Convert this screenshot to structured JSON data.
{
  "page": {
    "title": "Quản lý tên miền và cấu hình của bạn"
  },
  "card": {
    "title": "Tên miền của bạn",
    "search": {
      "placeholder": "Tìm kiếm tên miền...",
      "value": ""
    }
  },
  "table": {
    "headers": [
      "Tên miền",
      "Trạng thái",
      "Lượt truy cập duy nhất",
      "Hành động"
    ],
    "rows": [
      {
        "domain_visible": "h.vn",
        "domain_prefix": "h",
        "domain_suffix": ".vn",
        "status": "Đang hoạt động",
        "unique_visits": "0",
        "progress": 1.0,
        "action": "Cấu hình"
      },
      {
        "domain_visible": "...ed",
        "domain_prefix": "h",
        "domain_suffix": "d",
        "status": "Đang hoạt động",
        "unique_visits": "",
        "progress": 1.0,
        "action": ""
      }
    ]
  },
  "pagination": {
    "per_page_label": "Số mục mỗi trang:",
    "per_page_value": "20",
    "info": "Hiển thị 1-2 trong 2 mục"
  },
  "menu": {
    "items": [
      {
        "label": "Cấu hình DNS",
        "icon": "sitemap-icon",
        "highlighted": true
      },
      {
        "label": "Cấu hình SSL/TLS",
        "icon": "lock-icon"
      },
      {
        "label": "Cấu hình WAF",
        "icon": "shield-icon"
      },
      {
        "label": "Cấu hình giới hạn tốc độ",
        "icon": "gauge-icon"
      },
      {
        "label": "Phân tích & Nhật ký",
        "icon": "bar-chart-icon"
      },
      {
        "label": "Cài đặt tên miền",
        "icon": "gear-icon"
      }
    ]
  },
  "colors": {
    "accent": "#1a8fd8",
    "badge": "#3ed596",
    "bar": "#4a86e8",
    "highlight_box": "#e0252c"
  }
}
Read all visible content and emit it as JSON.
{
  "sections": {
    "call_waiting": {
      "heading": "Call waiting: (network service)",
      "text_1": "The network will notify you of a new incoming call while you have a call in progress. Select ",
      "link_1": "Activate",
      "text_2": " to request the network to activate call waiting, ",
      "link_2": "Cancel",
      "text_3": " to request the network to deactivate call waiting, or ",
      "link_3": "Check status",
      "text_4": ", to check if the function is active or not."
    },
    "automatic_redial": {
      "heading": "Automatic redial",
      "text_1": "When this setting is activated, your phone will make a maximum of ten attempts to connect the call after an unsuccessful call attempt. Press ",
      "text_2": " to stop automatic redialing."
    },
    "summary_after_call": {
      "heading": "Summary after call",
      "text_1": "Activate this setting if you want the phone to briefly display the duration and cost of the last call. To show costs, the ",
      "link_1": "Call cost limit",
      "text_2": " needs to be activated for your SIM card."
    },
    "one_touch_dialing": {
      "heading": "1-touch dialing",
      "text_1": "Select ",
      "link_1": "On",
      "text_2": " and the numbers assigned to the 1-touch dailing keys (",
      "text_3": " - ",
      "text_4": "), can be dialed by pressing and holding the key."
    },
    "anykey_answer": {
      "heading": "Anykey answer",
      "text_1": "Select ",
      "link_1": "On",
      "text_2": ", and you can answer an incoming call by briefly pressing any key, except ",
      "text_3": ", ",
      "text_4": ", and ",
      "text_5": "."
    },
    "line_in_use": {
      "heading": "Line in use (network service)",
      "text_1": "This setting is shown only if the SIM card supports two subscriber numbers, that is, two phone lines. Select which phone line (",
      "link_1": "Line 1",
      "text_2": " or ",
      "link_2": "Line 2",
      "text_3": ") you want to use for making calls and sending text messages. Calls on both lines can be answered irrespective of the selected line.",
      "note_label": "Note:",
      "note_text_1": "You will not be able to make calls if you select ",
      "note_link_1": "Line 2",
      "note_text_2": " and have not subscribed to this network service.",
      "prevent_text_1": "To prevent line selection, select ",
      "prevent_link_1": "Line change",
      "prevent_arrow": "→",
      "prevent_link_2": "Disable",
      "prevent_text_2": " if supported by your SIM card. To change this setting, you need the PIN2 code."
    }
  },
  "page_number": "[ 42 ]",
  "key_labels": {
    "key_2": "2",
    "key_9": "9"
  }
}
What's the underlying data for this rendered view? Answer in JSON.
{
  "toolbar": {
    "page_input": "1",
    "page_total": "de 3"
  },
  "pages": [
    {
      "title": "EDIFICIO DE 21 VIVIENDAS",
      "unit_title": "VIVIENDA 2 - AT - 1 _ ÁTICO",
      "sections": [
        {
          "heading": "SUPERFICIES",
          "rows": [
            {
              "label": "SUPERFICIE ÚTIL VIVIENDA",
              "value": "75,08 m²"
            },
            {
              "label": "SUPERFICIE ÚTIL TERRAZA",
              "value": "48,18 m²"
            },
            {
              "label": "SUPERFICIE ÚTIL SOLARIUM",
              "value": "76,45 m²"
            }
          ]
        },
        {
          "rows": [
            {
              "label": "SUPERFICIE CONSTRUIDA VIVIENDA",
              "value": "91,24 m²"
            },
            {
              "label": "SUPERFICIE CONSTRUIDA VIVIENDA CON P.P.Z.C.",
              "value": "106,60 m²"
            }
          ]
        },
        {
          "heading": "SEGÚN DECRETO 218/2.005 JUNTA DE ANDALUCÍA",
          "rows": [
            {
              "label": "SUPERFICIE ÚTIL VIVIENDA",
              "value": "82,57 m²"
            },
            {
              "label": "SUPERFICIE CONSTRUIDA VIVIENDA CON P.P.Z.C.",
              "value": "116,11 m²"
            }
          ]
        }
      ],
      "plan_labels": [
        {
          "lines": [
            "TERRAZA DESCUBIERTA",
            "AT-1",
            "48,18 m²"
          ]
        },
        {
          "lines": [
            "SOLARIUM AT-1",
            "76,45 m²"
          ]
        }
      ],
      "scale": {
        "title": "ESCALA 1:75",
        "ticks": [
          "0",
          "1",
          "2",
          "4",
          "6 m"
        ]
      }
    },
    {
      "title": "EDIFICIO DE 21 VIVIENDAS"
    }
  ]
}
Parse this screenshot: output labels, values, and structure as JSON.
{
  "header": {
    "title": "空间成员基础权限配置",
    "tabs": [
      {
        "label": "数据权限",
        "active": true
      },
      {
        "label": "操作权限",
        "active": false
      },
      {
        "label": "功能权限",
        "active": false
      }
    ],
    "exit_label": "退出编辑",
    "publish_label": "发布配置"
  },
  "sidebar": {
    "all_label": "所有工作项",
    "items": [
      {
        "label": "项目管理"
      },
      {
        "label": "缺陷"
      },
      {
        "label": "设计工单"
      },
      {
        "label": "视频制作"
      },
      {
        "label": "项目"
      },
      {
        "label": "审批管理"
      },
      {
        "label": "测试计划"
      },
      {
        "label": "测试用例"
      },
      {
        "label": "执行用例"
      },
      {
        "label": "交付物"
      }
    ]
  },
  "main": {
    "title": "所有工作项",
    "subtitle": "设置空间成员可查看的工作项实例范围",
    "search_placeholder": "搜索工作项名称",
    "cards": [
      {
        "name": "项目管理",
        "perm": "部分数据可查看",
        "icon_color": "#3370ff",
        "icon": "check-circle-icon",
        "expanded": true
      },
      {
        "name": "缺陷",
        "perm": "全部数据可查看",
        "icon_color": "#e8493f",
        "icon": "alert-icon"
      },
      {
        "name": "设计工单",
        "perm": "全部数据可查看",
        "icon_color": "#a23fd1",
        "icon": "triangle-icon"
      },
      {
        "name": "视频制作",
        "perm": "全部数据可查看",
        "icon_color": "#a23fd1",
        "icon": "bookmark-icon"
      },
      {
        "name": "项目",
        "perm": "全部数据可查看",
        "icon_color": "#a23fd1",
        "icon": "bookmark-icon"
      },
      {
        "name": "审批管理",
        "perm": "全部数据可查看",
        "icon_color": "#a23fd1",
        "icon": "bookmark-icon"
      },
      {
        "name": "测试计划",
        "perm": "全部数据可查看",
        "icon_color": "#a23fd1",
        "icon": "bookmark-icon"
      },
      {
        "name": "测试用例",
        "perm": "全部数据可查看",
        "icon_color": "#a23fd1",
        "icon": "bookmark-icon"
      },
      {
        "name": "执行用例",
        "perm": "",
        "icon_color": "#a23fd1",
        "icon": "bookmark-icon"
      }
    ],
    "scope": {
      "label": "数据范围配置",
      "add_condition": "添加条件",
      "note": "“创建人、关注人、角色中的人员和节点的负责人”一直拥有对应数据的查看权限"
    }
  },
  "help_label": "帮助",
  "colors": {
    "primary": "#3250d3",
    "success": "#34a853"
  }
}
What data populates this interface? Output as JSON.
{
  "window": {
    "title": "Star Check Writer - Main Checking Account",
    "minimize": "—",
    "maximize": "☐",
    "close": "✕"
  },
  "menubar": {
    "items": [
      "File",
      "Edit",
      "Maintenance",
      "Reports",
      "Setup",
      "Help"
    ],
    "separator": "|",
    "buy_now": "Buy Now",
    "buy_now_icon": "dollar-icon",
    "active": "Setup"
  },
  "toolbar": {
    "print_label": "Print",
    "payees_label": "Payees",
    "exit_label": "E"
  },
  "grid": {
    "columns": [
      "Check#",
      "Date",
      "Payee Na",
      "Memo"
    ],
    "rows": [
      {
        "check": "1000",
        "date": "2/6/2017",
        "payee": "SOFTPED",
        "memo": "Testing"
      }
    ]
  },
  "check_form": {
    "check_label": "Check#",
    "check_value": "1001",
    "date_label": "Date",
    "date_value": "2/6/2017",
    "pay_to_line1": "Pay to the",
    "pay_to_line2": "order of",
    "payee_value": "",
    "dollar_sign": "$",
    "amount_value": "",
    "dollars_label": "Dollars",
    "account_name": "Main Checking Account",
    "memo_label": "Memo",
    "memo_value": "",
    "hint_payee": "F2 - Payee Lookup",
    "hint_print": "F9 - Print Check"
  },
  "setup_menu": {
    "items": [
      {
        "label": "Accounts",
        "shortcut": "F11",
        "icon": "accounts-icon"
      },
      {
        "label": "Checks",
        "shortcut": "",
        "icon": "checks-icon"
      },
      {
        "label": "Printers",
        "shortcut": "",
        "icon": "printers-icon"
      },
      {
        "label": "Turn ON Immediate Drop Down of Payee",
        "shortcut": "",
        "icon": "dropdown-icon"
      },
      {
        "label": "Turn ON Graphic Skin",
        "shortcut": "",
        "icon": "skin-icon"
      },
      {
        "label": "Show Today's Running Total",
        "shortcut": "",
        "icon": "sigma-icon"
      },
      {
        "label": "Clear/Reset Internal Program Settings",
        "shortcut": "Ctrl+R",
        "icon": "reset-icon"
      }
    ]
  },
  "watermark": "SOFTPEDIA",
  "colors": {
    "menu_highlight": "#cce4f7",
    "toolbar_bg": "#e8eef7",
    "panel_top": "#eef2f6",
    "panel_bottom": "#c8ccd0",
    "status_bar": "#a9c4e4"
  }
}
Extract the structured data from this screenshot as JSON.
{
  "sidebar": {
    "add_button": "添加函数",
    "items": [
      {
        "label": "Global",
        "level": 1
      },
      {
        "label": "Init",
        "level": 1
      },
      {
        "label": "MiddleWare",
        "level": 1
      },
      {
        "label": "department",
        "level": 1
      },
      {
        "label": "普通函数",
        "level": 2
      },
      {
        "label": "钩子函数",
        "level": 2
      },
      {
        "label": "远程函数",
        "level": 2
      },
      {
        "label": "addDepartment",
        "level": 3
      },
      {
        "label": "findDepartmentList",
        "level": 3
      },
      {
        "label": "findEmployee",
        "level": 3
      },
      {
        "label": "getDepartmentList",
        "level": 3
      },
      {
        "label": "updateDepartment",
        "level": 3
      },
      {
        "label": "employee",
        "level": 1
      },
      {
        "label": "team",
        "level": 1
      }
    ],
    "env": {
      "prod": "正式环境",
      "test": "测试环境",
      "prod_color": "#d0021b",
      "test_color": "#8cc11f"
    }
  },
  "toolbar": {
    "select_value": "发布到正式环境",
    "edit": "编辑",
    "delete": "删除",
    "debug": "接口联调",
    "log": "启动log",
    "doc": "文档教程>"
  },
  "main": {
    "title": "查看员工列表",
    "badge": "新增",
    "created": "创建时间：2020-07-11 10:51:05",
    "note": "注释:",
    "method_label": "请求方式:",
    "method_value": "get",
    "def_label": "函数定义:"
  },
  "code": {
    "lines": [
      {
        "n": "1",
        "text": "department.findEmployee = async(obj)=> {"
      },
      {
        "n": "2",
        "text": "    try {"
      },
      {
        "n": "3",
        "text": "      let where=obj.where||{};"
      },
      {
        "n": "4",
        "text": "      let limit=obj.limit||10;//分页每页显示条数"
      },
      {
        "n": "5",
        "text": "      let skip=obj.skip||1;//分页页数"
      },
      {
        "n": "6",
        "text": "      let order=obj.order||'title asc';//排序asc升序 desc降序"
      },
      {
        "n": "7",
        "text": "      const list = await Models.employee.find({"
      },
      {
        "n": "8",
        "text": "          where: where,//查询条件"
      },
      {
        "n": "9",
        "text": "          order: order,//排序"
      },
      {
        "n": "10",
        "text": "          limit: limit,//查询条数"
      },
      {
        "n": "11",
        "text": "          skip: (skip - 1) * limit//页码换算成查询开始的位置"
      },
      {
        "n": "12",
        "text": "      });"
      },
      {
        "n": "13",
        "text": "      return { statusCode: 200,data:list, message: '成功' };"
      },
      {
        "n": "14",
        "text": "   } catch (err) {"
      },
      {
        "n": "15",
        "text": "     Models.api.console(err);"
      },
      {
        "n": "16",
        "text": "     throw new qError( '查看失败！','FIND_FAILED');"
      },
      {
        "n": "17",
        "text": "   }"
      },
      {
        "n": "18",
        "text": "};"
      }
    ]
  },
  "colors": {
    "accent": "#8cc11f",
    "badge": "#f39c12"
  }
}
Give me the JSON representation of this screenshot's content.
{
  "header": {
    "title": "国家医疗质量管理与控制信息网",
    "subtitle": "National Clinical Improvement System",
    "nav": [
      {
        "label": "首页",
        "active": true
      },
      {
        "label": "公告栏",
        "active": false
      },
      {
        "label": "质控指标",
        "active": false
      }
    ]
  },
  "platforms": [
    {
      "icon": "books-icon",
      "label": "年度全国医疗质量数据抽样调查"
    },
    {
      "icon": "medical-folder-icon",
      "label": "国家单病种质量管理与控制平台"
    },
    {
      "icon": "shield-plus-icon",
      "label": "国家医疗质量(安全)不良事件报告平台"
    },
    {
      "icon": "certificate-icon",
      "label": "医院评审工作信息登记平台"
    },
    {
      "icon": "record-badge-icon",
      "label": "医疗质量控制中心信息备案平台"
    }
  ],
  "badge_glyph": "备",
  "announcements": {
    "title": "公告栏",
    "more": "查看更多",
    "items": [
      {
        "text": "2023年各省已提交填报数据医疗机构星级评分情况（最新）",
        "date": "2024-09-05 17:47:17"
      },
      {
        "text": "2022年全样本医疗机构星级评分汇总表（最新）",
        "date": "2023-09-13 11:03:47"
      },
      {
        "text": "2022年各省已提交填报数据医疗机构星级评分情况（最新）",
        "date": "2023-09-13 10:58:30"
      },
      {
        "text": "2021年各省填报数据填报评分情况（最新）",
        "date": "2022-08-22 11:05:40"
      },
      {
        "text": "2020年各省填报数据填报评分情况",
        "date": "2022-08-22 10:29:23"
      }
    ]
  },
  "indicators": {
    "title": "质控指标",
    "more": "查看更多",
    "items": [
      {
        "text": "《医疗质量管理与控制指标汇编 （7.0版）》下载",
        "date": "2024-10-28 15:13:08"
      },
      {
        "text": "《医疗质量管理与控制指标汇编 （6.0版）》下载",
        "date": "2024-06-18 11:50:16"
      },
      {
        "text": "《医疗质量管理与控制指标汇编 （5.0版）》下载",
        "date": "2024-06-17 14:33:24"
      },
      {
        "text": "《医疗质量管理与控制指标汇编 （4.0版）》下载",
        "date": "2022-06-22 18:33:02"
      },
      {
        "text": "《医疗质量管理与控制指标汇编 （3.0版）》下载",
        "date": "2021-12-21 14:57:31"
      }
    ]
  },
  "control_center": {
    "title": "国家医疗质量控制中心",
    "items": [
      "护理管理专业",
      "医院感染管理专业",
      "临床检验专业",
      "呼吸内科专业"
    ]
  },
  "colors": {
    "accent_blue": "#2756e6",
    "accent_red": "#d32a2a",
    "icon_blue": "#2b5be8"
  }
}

☆ ☆ ☆ ☆

> **Task prompt**
Filter the records above for "findEmployee" and copy every matching line.

> **The reply**
        "label": "findEmployee",
        "text": "department.findEmployee = async(obj)=> {"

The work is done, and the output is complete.